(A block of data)

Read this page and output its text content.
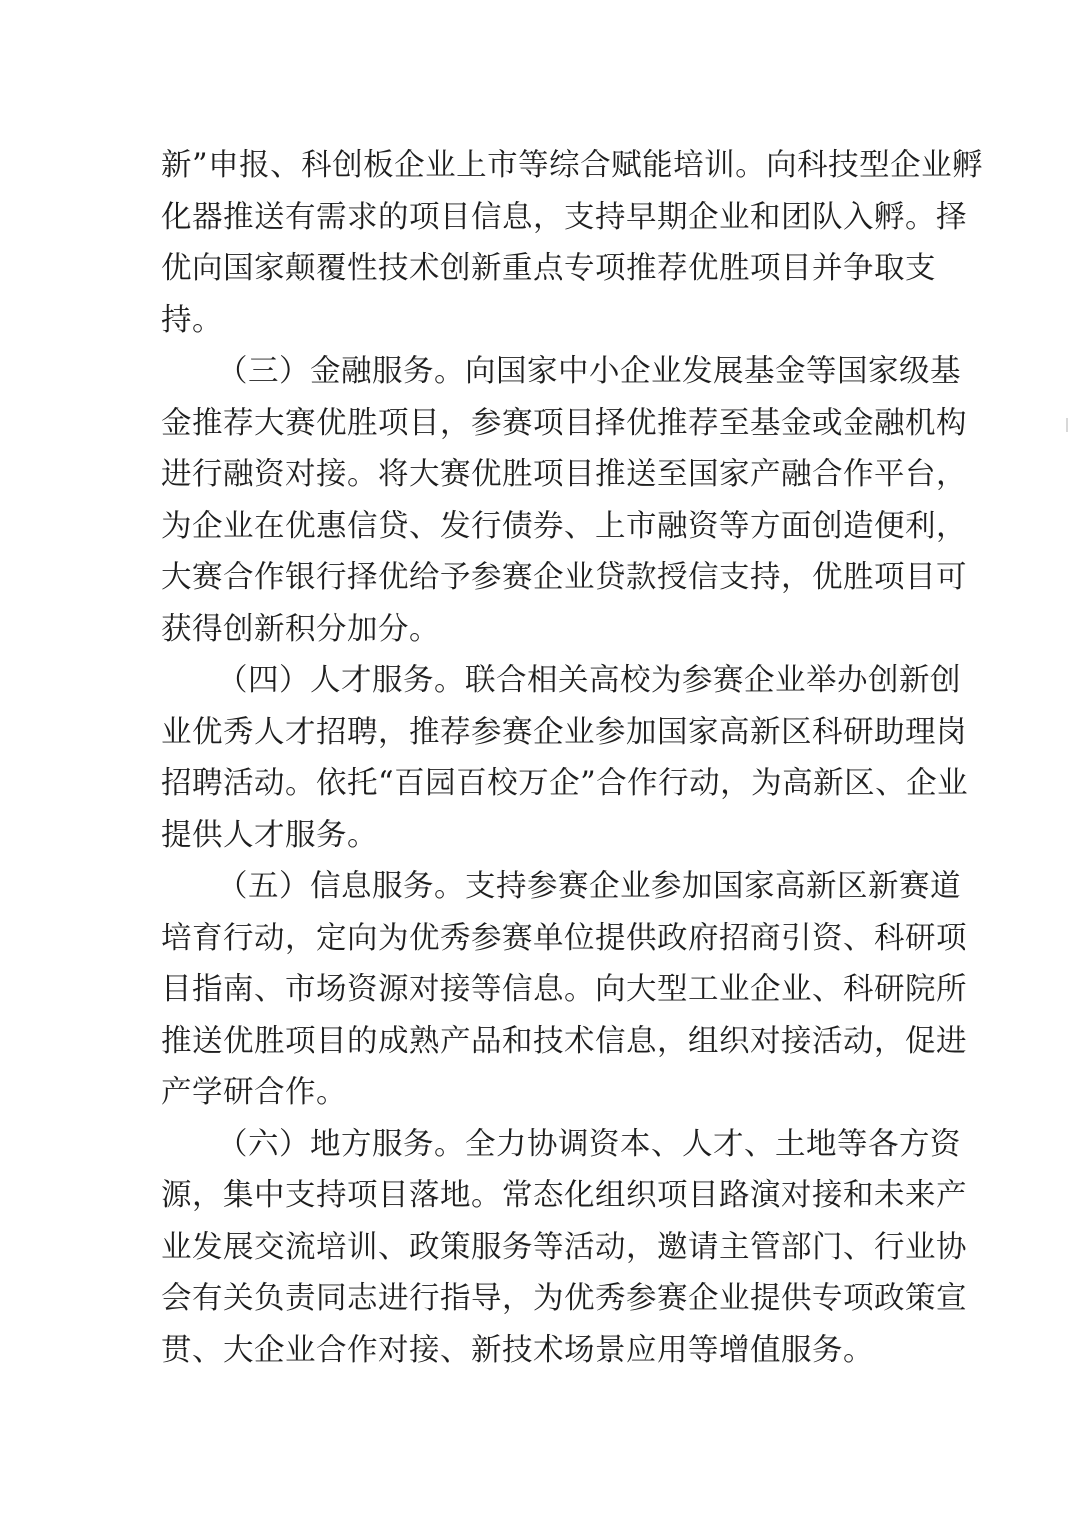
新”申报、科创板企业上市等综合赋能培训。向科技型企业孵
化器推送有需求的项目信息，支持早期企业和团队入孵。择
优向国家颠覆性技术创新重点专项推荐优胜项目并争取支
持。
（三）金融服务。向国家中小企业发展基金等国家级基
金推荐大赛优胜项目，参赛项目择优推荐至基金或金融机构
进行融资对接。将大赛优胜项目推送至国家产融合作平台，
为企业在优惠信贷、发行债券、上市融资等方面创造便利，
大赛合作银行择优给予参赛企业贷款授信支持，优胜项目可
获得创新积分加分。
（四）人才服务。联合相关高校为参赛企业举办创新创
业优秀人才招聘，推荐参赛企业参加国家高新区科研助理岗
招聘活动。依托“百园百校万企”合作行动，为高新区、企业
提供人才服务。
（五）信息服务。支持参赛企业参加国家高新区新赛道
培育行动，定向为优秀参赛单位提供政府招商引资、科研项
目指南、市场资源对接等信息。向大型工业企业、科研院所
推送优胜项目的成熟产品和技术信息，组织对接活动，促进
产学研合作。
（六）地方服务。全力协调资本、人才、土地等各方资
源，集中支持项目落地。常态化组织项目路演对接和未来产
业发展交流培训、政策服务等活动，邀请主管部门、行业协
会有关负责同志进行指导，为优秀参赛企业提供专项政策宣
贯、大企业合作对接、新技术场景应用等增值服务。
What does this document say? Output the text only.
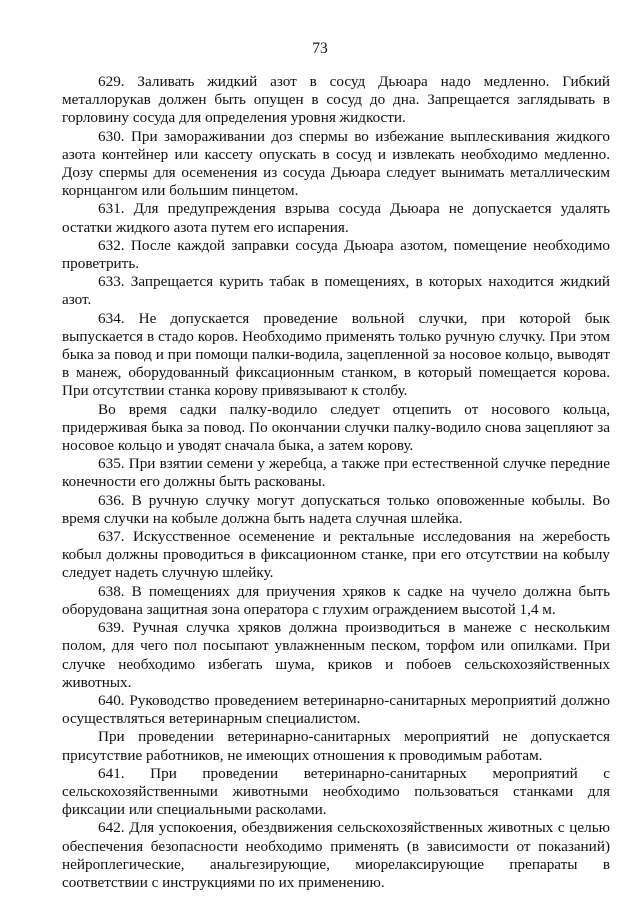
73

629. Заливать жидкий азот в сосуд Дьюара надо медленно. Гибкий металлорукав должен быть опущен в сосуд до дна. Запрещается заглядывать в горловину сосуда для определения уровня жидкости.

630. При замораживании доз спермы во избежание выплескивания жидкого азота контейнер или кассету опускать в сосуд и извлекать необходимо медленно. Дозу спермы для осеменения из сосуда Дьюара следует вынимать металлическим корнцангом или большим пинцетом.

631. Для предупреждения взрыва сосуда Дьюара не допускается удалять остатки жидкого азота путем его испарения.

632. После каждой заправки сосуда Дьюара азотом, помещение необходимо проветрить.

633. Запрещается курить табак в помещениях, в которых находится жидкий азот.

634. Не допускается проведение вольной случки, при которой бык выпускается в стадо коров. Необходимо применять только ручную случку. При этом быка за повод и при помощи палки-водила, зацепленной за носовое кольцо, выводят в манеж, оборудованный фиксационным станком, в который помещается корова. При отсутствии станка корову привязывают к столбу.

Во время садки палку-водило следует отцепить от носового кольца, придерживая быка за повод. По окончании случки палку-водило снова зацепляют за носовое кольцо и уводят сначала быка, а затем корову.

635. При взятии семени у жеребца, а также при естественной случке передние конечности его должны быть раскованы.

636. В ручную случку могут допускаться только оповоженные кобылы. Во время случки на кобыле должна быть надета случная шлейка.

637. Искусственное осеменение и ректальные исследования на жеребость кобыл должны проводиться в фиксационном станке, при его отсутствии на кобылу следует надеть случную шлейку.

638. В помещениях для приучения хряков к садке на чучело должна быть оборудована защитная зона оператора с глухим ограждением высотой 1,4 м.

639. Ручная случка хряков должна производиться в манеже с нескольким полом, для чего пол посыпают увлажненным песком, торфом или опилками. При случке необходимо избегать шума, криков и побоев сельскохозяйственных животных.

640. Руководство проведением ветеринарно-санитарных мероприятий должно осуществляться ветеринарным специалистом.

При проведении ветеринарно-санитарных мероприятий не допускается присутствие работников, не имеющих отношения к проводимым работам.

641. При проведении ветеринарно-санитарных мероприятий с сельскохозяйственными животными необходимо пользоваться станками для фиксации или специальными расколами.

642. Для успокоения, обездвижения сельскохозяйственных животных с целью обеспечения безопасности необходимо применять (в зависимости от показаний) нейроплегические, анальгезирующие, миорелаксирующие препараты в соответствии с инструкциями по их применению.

▶ _Exercise_
Search the listing for the word "санитарных". Copy every line in which it occurs.

▶ _Output of the task_
640. Руководство проведением ветеринарно-санитарных мероприятий должно осуществляться ветеринарным специалистом.
При проведении ветеринарно-санитарных мероприятий не допускается присутствие работников, не имеющих отношения к проводимым работам.
641. При проведении ветеринарно-санитарных мероприятий с сельскохозяйственными животными необходимо пользоваться станками для фиксации или специальными расколами.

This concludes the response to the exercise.